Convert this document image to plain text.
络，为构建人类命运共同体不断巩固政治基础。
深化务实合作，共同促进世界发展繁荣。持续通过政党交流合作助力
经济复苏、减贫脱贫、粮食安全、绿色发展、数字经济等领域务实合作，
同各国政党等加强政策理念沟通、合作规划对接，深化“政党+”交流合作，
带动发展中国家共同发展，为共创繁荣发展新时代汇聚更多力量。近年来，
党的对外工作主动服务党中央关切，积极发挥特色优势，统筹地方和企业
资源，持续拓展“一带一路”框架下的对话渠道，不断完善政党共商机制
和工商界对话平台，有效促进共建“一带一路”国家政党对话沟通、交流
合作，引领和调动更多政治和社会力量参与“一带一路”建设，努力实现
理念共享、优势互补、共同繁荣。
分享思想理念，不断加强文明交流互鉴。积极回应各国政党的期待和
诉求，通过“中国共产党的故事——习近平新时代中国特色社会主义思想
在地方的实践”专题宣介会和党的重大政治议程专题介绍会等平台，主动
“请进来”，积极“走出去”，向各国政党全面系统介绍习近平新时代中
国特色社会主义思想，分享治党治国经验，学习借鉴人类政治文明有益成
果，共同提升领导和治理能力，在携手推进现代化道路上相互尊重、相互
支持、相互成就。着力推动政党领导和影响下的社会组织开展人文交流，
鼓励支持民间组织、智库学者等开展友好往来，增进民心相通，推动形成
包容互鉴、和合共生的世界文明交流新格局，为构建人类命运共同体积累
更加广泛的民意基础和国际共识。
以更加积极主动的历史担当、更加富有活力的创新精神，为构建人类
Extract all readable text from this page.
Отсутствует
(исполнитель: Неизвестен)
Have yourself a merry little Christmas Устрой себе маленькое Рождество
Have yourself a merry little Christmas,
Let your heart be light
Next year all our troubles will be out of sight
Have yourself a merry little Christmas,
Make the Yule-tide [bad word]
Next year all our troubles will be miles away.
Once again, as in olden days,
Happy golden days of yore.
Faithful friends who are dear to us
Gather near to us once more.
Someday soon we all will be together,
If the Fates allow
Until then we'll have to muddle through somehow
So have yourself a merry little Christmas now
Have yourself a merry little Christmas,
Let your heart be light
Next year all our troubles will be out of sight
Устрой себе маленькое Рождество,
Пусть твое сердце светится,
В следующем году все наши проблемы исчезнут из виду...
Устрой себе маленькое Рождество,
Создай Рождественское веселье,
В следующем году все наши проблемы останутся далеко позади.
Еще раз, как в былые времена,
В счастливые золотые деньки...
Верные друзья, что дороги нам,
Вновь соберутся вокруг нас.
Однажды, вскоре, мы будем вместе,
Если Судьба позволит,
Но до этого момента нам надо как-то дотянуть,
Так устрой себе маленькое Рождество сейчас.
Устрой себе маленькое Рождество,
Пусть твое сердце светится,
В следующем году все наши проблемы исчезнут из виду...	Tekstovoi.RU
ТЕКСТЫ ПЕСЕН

───

(What needs to be done)
Retype the entries exactly, including every line.

(Correct result)
Convert this document image to plain text.
络，为构建人类命运共同体不断巩固政治基础。
深化务实合作，共同促进世界发展繁荣。持续通过政党交流合作助力
经济复苏、减贫脱贫、粮食安全、绿色发展、数字经济等领域务实合作，
同各国政党等加强政策理念沟通、合作规划对接，深化“政党+”交流合作，
带动发展中国家共同发展，为共创繁荣发展新时代汇聚更多力量。近年来，
党的对外工作主动服务党中央关切，积极发挥特色优势，统筹地方和企业
资源，持续拓展“一带一路”框架下的对话渠道，不断完善政党共商机制
和工商界对话平台，有效促进共建“一带一路”国家政党对话沟通、交流
合作，引领和调动更多政治和社会力量参与“一带一路”建设，努力实现
理念共享、优势互补、共同繁荣。
分享思想理念，不断加强文明交流互鉴。积极回应各国政党的期待和
诉求，通过“中国共产党的故事——习近平新时代中国特色社会主义思想
在地方的实践”专题宣介会和党的重大政治议程专题介绍会等平台，主动
“请进来”，积极“走出去”，向各国政党全面系统介绍习近平新时代中
国特色社会主义思想，分享治党治国经验，学习借鉴人类政治文明有益成
果，共同提升领导和治理能力，在携手推进现代化道路上相互尊重、相互
支持、相互成就。着力推动政党领导和影响下的社会组织开展人文交流，
鼓励支持民间组织、智库学者等开展友好往来，增进民心相通，推动形成
包容互鉴、和合共生的世界文明交流新格局，为构建人类命运共同体积累
更加广泛的民意基础和国际共识。
以更加积极主动的历史担当、更加富有活力的创新精神，为构建人类
Extract all readable text from this page.
Отсутствует
(исполнитель: Неизвестен)
Have yourself a merry little Christmas Устрой себе маленькое Рождество
Have yourself a merry little Christmas,
Let your heart be light
Next year all our troubles will be out of sight
Have yourself a merry little Christmas,
Make the Yule-tide [bad word]
Next year all our troubles will be miles away.
Once again, as in olden days,
Happy golden days of yore.
Faithful friends who are dear to us
Gather near to us once more.
Someday soon we all will be together,
If the Fates allow
Until then we'll have to muddle through somehow
So have yourself a merry little Christmas now
Have yourself a merry little Christmas,
Let your heart be light
Next year all our troubles will be out of sight
Устрой себе маленькое Рождество,
Пусть твое сердце светится,
В следующем году все наши проблемы исчезнут из виду...
Устрой себе маленькое Рождество,
Создай Рождественское веселье,
В следующем году все наши проблемы останутся далеко позади.
Еще раз, как в былые времена,
В счастливые золотые деньки...
Верные друзья, что дороги нам,
Вновь соберутся вокруг нас.
Однажды, вскоре, мы будем вместе,
Если Судьба позволит,
Но до этого момента нам надо как-то дотянуть,
Так устрой себе маленькое Рождество сейчас.
Устрой себе маленькое Рождество,
Пусть твое сердце светится,
В следующем году все наши проблемы исчезнут из виду...	Tekstovoi.RU
ТЕКСТЫ ПЕСЕН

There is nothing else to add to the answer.